◆ **TASK DESCRIPTION**: Go through the listing and copy every line word for word.

◆ **EXERCISE MATERIAL**:

=======

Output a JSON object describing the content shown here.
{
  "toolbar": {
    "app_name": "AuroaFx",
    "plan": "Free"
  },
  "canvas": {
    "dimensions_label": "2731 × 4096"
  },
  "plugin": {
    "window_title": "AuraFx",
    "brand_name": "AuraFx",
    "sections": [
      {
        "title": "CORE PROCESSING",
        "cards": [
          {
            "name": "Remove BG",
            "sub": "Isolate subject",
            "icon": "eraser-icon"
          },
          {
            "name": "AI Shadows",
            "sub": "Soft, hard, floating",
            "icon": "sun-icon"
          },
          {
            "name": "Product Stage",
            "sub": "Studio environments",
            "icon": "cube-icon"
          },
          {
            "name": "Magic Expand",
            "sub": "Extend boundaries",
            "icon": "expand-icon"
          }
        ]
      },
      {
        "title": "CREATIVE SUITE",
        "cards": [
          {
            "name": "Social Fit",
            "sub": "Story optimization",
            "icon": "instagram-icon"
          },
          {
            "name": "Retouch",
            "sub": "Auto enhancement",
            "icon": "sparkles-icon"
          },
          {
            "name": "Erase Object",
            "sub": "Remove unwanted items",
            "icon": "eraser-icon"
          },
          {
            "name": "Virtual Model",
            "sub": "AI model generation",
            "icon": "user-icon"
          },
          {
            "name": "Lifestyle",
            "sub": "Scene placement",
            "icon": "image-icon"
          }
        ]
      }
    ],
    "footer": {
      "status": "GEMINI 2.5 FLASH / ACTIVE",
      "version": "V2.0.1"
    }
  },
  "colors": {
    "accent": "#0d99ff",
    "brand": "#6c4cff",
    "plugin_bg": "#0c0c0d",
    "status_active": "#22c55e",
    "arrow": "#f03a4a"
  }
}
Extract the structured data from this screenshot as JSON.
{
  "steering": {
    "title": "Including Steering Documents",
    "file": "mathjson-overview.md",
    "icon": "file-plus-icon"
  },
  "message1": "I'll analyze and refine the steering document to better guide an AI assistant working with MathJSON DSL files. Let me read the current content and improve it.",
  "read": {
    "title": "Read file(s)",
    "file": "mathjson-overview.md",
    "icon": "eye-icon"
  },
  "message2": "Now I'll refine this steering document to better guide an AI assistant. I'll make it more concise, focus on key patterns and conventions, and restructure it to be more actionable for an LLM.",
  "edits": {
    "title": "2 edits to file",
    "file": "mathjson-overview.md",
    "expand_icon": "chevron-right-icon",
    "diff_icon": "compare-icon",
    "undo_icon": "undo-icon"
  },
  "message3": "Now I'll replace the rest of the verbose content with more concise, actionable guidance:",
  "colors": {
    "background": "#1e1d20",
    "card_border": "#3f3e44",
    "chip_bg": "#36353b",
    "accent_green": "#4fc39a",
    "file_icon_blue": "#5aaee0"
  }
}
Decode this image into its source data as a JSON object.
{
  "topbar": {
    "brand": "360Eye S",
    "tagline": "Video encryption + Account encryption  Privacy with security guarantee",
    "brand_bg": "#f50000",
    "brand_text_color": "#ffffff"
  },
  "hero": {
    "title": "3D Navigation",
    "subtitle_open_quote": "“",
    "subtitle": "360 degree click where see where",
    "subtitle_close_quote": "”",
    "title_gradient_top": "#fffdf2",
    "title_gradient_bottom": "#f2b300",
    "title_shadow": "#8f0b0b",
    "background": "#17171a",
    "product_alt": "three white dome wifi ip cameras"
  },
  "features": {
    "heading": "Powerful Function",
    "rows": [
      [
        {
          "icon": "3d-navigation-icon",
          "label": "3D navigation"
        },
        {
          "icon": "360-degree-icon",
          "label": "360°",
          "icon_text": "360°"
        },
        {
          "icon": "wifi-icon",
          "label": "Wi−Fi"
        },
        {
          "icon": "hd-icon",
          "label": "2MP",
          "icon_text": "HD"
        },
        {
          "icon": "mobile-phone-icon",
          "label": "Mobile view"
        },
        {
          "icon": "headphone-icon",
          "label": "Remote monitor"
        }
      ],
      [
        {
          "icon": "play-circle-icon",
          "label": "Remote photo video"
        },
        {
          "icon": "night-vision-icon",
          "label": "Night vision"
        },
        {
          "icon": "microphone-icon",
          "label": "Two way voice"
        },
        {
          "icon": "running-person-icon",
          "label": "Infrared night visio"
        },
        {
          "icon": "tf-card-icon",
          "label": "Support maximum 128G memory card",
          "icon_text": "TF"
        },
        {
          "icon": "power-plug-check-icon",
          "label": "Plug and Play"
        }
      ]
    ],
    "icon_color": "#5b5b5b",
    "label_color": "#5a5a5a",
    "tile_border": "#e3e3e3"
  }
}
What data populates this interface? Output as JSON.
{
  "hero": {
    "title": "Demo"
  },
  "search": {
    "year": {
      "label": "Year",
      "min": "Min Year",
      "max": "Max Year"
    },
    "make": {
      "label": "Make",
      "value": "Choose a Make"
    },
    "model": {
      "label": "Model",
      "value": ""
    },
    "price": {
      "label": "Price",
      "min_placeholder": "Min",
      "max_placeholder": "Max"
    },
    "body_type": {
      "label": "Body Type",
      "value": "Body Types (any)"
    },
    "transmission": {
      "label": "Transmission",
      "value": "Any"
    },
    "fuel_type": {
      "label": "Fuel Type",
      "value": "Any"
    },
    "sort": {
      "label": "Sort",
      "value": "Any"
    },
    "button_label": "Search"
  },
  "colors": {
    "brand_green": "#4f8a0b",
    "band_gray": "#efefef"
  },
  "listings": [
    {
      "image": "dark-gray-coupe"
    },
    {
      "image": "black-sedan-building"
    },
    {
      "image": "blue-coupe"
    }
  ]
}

=======

◆ **SOLUTION**:
Output a JSON object describing the content shown here.
{
  "toolbar": {
    "app_name": "AuroaFx",
    "plan": "Free"
  },
  "canvas": {
    "dimensions_label": "2731 × 4096"
  },
  "plugin": {
    "window_title": "AuraFx",
    "brand_name": "AuraFx",
    "sections": [
      {
        "title": "CORE PROCESSING",
        "cards": [
          {
            "name": "Remove BG",
            "sub": "Isolate subject",
            "icon": "eraser-icon"
          },
          {
            "name": "AI Shadows",
            "sub": "Soft, hard, floating",
            "icon": "sun-icon"
          },
          {
            "name": "Product Stage",
            "sub": "Studio environments",
            "icon": "cube-icon"
          },
          {
            "name": "Magic Expand",
            "sub": "Extend boundaries",
            "icon": "expand-icon"
          }
        ]
      },
      {
        "title": "CREATIVE SUITE",
        "cards": [
          {
            "name": "Social Fit",
            "sub": "Story optimization",
            "icon": "instagram-icon"
          },
          {
            "name": "Retouch",
            "sub": "Auto enhancement",
            "icon": "sparkles-icon"
          },
          {
            "name": "Erase Object",
            "sub": "Remove unwanted items",
            "icon": "eraser-icon"
          },
          {
            "name": "Virtual Model",
            "sub": "AI model generation",
            "icon": "user-icon"
          },
          {
            "name": "Lifestyle",
            "sub": "Scene placement",
            "icon": "image-icon"
          }
        ]
      }
    ],
    "footer": {
      "status": "GEMINI 2.5 FLASH / ACTIVE",
      "version": "V2.0.1"
    }
  },
  "colors": {
    "accent": "#0d99ff",
    "brand": "#6c4cff",
    "plugin_bg": "#0c0c0d",
    "status_active": "#22c55e",
    "arrow": "#f03a4a"
  }
}
Extract the structured data from this screenshot as JSON.
{
  "steering": {
    "title": "Including Steering Documents",
    "file": "mathjson-overview.md",
    "icon": "file-plus-icon"
  },
  "message1": "I'll analyze and refine the steering document to better guide an AI assistant working with MathJSON DSL files. Let me read the current content and improve it.",
  "read": {
    "title": "Read file(s)",
    "file": "mathjson-overview.md",
    "icon": "eye-icon"
  },
  "message2": "Now I'll refine this steering document to better guide an AI assistant. I'll make it more concise, focus on key patterns and conventions, and restructure it to be more actionable for an LLM.",
  "edits": {
    "title": "2 edits to file",
    "file": "mathjson-overview.md",
    "expand_icon": "chevron-right-icon",
    "diff_icon": "compare-icon",
    "undo_icon": "undo-icon"
  },
  "message3": "Now I'll replace the rest of the verbose content with more concise, actionable guidance:",
  "colors": {
    "background": "#1e1d20",
    "card_border": "#3f3e44",
    "chip_bg": "#36353b",
    "accent_green": "#4fc39a",
    "file_icon_blue": "#5aaee0"
  }
}
Decode this image into its source data as a JSON object.
{
  "topbar": {
    "brand": "360Eye S",
    "tagline": "Video encryption + Account encryption  Privacy with security guarantee",
    "brand_bg": "#f50000",
    "brand_text_color": "#ffffff"
  },
  "hero": {
    "title": "3D Navigation",
    "subtitle_open_quote": "“",
    "subtitle": "360 degree click where see where",
    "subtitle_close_quote": "”",
    "title_gradient_top": "#fffdf2",
    "title_gradient_bottom": "#f2b300",
    "title_shadow": "#8f0b0b",
    "background": "#17171a",
    "product_alt": "three white dome wifi ip cameras"
  },
  "features": {
    "heading": "Powerful Function",
    "rows": [
      [
        {
          "icon": "3d-navigation-icon",
          "label": "3D navigation"
        },
        {
          "icon": "360-degree-icon",
          "label": "360°",
          "icon_text": "360°"
        },
        {
          "icon": "wifi-icon",
          "label": "Wi−Fi"
        },
        {
          "icon": "hd-icon",
          "label": "2MP",
          "icon_text": "HD"
        },
        {
          "icon": "mobile-phone-icon",
          "label": "Mobile view"
        },
        {
          "icon": "headphone-icon",
          "label": "Remote monitor"
        }
      ],
      [
        {
          "icon": "play-circle-icon",
          "label": "Remote photo video"
        },
        {
          "icon": "night-vision-icon",
          "label": "Night vision"
        },
        {
          "icon": "microphone-icon",
          "label": "Two way voice"
        },
        {
          "icon": "running-person-icon",
          "label": "Infrared night visio"
        },
        {
          "icon": "tf-card-icon",
          "label": "Support maximum 128G memory card",
          "icon_text": "TF"
        },
        {
          "icon": "power-plug-check-icon",
          "label": "Plug and Play"
        }
      ]
    ],
    "icon_color": "#5b5b5b",
    "label_color": "#5a5a5a",
    "tile_border": "#e3e3e3"
  }
}
What data populates this interface? Output as JSON.
{
  "hero": {
    "title": "Demo"
  },
  "search": {
    "year": {
      "label": "Year",
      "min": "Min Year",
      "max": "Max Year"
    },
    "make": {
      "label": "Make",
      "value": "Choose a Make"
    },
    "model": {
      "label": "Model",
      "value": ""
    },
    "price": {
      "label": "Price",
      "min_placeholder": "Min",
      "max_placeholder": "Max"
    },
    "body_type": {
      "label": "Body Type",
      "value": "Body Types (any)"
    },
    "transmission": {
      "label": "Transmission",
      "value": "Any"
    },
    "fuel_type": {
      "label": "Fuel Type",
      "value": "Any"
    },
    "sort": {
      "label": "Sort",
      "value": "Any"
    },
    "button_label": "Search"
  },
  "colors": {
    "brand_green": "#4f8a0b",
    "band_gray": "#efefef"
  },
  "listings": [
    {
      "image": "dark-gray-coupe"
    },
    {
      "image": "black-sedan-building"
    },
    {
      "image": "blue-coupe"
    }
  ]
}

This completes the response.